Page:
It should be possible to CAST a JSON_EXTRACT() result to CHAR type in order to run full-text searches and build function indexes on json documents. That is, to search and index expressions like this:

SELECT CAST( JSON_EXTRACT( ...) AS CHAR )

JSON_REMOVE()

This function removes the elements identified by the paths. The function takes one or more path clauses and processes them one after the other.

JSON JSON_REMOVE( ANY_JSON doc, TEXT path [ (, TEXT path)* ]  )

Returns:

  • null - Returns NULL if any of the arguments is NULL.
  • original document - Returns the original document if none of the paths identifies an element.
  • value - Otherwise, a smaller document is returned, the result of removing the values located by the paths.

Behavior:

  • invalid - Raises an error if doc is not a valid json document or if any of the paths is not a valid path expression. Raises an error when any of the path expressions is $.

Exercise task A: Duplicate the records word for word, starting with the first line of the records and going on through the line containing "front-camera-select: None ﹀", with both of those lines included.

Bounding box entries:
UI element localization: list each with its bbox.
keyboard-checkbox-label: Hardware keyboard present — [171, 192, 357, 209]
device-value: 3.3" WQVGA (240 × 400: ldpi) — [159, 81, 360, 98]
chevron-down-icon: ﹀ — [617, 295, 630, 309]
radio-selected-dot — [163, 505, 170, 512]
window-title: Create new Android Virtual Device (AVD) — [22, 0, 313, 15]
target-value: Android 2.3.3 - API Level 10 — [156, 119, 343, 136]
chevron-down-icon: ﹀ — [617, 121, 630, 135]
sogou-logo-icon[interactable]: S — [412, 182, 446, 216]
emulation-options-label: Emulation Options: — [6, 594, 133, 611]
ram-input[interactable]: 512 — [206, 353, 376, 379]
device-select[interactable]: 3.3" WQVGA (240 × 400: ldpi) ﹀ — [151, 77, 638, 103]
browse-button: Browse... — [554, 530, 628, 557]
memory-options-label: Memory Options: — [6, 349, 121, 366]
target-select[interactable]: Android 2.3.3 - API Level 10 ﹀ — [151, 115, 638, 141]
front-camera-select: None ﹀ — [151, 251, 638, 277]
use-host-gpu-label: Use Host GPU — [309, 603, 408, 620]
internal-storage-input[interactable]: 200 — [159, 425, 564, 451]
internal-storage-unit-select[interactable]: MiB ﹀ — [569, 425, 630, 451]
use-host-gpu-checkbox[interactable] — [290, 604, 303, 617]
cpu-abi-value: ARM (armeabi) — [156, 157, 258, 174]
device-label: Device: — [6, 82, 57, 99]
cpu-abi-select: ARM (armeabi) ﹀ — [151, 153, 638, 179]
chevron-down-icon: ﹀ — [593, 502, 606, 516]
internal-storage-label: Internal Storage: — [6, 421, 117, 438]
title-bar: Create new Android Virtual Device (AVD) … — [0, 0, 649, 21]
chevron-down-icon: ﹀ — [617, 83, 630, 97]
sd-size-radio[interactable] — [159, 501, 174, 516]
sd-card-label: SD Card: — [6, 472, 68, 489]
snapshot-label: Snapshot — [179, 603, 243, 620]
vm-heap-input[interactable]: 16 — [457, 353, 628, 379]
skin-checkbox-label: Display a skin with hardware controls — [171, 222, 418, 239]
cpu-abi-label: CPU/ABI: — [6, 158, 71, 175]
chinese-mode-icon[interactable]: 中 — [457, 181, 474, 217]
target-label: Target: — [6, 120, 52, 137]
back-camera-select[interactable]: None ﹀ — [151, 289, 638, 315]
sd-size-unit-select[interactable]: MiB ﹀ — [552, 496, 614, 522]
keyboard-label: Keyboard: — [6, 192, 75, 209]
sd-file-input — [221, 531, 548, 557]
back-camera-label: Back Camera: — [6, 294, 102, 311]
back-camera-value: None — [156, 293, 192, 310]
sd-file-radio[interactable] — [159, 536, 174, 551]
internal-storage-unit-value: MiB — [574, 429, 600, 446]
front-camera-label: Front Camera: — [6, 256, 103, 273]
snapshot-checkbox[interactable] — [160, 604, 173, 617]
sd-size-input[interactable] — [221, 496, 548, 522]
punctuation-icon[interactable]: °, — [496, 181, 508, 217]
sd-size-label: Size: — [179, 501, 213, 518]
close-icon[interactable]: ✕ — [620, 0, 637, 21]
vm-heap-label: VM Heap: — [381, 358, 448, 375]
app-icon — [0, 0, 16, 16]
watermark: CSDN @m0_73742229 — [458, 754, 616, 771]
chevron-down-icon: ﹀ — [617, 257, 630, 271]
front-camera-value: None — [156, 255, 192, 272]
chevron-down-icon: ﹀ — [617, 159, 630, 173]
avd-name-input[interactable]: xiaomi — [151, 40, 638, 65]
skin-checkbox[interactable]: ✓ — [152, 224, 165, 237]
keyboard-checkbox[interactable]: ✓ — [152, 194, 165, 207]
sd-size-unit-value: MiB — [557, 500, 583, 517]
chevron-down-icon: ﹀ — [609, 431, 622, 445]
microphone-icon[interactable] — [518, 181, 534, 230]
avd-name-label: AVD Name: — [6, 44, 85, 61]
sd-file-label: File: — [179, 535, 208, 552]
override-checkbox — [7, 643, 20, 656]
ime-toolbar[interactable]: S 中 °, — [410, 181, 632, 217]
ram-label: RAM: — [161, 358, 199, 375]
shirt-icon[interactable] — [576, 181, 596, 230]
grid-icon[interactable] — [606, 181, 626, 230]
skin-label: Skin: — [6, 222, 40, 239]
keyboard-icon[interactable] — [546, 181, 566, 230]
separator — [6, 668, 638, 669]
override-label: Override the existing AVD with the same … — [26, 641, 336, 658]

Exercise task B: Set down the passage of the text on JSON functions exactly, starting with "JSON_REMOVE()" and going on through "identifies an element.".

Task answer A:
UI element localization: list each with its bbox.
keyboard-checkbox-label: Hardware keyboard present — [171, 192, 357, 209]
device-value: 3.3" WQVGA (240 × 400: ldpi) — [159, 81, 360, 98]
chevron-down-icon: ﹀ — [617, 295, 630, 309]
radio-selected-dot — [163, 505, 170, 512]
window-title: Create new Android Virtual Device (AVD) — [22, 0, 313, 15]
target-value: Android 2.3.3 - API Level 10 — [156, 119, 343, 136]
chevron-down-icon: ﹀ — [617, 121, 630, 135]
sogou-logo-icon[interactable]: S — [412, 182, 446, 216]
emulation-options-label: Emulation Options: — [6, 594, 133, 611]
ram-input[interactable]: 512 — [206, 353, 376, 379]
device-select[interactable]: 3.3" WQVGA (240 × 400: ldpi) ﹀ — [151, 77, 638, 103]
browse-button: Browse... — [554, 530, 628, 557]
memory-options-label: Memory Options: — [6, 349, 121, 366]
target-select[interactable]: Android 2.3.3 - API Level 10 ﹀ — [151, 115, 638, 141]
front-camera-select: None ﹀ — [151, 251, 638, 277]

Task answer B:
JSON_REMOVE()

This function removes the elements identified by the paths. The function takes one or more path clauses and processes them one after the other.

JSON JSON_REMOVE( ANY_JSON doc, TEXT path [ (, TEXT path)* ]  )

Returns:

  • null - Returns NULL if any of the arguments is NULL.
  • original document - Returns the original document if none of the paths identifies an element.